What you need to do: Take from the listing each line that has the string "this".

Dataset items
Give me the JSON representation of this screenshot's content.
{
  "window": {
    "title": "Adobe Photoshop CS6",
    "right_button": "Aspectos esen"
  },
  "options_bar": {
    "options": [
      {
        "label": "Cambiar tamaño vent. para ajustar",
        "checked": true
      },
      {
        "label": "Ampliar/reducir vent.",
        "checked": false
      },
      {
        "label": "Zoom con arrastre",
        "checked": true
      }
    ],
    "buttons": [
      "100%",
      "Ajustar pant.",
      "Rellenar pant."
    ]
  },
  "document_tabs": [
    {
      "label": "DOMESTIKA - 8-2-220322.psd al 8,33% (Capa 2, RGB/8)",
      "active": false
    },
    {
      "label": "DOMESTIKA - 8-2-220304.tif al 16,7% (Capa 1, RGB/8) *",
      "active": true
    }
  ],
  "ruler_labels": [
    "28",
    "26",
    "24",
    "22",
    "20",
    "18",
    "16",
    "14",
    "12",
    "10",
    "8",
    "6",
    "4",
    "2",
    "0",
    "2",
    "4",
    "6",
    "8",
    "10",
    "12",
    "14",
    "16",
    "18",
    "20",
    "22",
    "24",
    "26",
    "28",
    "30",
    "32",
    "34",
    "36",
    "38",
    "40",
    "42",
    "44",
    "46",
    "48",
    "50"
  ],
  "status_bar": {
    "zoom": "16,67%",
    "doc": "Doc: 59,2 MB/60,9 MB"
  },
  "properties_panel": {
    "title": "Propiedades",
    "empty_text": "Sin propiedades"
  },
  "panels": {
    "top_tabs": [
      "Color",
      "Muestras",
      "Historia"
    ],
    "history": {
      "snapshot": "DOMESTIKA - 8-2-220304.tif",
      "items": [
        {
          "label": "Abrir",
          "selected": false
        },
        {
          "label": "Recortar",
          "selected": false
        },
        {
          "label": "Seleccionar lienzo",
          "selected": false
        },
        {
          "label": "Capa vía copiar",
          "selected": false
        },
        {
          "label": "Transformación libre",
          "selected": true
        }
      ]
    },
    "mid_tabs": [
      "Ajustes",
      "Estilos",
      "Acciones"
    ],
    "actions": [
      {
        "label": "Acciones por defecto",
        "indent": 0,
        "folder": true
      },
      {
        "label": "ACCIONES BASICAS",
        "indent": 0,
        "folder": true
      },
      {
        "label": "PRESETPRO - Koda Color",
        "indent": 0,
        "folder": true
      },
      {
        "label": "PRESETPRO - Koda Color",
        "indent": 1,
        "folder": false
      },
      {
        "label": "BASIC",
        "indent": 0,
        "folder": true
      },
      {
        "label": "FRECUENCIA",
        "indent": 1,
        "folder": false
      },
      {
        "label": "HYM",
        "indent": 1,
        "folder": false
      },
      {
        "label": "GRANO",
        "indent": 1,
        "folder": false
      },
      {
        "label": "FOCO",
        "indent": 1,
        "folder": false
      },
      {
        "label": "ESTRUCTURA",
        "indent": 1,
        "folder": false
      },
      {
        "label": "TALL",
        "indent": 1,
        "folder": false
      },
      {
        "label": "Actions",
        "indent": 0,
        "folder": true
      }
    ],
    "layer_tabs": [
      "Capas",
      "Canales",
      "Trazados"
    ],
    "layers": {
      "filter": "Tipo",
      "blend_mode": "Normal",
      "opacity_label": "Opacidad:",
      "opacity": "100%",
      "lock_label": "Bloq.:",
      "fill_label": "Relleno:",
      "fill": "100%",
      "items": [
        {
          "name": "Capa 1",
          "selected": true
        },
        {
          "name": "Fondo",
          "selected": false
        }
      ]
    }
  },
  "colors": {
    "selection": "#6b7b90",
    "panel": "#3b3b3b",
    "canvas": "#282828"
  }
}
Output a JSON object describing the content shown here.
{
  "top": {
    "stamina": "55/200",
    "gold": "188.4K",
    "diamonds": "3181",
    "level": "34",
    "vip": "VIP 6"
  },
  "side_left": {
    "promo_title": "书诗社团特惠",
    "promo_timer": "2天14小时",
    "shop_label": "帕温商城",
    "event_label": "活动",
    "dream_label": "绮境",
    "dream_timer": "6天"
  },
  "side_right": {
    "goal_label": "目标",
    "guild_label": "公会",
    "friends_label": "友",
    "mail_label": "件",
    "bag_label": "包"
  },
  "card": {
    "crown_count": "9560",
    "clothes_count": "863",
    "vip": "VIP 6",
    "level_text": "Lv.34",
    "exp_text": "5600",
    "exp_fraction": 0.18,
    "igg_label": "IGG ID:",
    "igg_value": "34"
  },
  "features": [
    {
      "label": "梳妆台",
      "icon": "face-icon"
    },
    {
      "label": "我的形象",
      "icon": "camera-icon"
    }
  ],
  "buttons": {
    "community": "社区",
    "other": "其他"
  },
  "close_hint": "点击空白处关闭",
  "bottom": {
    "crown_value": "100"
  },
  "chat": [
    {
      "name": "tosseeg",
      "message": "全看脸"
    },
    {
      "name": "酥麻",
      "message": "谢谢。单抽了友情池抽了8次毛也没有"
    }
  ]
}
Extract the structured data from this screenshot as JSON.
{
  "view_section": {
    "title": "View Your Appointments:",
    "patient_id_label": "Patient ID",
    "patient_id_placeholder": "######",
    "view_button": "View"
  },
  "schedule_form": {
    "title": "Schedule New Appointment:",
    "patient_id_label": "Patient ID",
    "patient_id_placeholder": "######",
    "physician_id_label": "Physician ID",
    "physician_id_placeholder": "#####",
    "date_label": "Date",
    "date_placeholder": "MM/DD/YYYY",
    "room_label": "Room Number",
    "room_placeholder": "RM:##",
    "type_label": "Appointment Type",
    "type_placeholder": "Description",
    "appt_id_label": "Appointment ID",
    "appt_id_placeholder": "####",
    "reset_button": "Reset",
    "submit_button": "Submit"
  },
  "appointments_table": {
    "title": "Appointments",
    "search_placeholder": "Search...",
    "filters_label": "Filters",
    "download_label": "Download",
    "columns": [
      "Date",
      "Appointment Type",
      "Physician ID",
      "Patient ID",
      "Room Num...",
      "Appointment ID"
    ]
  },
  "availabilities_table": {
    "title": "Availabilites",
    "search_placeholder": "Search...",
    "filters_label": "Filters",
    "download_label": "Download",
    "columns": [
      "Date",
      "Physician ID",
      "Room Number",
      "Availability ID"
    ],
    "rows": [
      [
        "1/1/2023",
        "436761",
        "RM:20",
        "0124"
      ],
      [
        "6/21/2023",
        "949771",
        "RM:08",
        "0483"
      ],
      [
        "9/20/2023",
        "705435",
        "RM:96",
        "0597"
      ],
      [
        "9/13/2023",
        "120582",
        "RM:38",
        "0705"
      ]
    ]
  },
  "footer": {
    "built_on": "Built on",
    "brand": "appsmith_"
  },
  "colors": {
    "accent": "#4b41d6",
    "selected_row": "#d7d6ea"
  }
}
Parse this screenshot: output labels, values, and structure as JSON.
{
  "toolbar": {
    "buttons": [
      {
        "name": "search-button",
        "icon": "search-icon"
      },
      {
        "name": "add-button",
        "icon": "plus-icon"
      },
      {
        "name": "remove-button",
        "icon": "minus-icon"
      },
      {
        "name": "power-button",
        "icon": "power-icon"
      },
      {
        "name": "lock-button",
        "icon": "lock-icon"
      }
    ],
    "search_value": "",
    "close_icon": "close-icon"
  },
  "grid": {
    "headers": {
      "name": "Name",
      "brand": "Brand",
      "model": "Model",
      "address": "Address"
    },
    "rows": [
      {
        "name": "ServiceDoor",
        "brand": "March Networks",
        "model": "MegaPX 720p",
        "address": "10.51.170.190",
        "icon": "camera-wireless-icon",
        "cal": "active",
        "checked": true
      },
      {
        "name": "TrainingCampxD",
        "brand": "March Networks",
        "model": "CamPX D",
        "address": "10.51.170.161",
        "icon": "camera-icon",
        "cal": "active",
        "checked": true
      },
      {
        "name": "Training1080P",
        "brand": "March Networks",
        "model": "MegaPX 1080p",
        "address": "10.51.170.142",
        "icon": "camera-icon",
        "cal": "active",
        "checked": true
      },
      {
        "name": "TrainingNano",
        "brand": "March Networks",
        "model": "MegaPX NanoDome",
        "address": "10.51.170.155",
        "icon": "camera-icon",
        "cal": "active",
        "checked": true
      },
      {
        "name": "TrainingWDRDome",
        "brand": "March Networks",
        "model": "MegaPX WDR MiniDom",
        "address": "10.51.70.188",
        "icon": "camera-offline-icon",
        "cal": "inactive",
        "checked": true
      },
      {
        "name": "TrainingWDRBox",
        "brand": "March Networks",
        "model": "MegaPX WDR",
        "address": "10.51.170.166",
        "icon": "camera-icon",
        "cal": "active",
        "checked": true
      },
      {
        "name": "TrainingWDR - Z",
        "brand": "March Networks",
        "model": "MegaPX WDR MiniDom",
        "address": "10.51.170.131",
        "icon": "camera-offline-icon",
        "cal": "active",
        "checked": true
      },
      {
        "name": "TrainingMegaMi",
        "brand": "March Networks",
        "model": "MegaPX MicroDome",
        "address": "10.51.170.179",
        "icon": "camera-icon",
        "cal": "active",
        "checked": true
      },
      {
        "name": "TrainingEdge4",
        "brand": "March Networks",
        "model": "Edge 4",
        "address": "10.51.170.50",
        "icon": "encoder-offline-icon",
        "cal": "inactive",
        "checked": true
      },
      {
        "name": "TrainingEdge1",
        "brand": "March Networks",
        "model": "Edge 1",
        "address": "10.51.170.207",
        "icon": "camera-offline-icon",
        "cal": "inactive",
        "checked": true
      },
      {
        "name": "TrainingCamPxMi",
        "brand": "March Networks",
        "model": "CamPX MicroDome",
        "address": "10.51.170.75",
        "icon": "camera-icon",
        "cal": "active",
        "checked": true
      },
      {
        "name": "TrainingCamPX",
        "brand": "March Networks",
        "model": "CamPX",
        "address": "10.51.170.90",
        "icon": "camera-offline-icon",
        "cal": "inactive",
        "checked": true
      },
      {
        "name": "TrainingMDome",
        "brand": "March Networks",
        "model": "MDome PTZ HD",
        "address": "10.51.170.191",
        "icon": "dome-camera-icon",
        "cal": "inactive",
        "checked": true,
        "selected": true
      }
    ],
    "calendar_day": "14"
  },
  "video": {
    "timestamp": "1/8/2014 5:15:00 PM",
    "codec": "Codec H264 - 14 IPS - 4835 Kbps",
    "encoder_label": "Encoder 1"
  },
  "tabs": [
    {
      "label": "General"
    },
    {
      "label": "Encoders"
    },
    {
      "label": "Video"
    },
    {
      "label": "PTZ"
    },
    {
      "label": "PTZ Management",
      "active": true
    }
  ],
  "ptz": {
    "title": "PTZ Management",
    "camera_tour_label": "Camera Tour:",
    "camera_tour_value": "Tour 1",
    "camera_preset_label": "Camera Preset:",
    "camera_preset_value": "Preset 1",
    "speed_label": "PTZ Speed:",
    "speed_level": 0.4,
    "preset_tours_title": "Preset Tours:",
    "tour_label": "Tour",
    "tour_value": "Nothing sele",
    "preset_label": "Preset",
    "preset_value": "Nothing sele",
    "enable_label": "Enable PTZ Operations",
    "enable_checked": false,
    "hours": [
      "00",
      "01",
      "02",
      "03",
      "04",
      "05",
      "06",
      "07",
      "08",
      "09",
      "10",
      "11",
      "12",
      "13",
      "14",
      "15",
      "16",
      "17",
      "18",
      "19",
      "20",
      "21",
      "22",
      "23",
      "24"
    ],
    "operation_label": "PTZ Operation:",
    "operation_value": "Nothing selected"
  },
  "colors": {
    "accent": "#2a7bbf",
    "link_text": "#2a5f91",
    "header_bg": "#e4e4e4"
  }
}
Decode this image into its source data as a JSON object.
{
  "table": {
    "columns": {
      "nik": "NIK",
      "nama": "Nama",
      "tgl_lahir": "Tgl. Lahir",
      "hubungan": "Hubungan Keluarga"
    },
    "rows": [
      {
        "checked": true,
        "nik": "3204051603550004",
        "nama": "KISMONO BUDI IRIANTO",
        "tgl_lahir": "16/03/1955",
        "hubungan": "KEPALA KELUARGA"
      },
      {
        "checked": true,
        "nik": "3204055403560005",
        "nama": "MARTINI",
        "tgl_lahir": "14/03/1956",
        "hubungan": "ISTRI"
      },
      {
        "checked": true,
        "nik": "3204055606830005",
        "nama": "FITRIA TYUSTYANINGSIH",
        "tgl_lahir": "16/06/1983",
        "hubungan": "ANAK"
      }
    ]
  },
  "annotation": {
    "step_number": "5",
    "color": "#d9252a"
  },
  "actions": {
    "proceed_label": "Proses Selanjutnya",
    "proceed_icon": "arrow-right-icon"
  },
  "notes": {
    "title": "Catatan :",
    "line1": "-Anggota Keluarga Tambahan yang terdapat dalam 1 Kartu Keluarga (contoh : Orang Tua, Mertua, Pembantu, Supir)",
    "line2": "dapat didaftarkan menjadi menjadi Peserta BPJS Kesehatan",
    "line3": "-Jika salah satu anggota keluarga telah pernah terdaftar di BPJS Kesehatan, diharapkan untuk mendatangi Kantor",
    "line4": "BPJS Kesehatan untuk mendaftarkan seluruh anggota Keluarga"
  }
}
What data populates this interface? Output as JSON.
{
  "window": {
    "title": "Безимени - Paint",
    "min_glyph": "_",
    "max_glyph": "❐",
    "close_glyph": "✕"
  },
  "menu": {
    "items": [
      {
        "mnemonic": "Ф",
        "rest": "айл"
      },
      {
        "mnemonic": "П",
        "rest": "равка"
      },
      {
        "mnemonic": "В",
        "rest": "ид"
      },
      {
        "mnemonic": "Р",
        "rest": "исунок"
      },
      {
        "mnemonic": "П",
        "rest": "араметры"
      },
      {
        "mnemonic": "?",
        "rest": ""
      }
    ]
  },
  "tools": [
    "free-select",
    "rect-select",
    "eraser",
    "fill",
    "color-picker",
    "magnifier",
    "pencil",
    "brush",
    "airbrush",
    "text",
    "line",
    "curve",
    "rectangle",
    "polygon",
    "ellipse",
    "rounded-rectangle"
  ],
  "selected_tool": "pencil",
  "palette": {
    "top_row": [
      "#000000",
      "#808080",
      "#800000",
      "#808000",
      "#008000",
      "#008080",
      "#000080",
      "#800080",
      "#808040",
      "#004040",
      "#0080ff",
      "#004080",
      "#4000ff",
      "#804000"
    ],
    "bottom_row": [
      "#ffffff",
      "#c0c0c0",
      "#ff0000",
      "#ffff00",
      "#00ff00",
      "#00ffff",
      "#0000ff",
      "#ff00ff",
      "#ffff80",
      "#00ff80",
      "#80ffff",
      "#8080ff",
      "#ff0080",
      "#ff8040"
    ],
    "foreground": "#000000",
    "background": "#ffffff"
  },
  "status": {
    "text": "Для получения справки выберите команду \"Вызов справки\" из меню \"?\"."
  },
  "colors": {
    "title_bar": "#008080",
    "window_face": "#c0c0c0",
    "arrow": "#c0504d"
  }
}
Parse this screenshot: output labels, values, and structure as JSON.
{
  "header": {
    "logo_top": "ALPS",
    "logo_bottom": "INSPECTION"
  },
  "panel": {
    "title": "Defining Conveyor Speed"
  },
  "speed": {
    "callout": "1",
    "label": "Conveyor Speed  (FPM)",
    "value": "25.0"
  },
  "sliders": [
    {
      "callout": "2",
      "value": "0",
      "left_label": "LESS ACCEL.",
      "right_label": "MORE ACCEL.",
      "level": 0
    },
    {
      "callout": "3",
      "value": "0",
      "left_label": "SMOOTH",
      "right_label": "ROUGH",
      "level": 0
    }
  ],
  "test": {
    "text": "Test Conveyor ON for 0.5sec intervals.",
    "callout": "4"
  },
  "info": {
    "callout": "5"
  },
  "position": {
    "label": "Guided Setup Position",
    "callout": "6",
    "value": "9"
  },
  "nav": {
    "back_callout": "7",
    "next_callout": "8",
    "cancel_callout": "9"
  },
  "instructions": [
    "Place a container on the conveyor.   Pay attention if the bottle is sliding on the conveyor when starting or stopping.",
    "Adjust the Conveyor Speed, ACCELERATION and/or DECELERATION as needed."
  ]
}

Response:
Give me the JSON representation of this screenshot's content.
Extract the structured data from this screenshot as JSON.
Parse this screenshot: output labels, values, and structure as JSON.
Decode this image into its source data as a JSON object.
What data populates this interface? Output as JSON.
Parse this screenshot: output labels, values, and structure as JSON.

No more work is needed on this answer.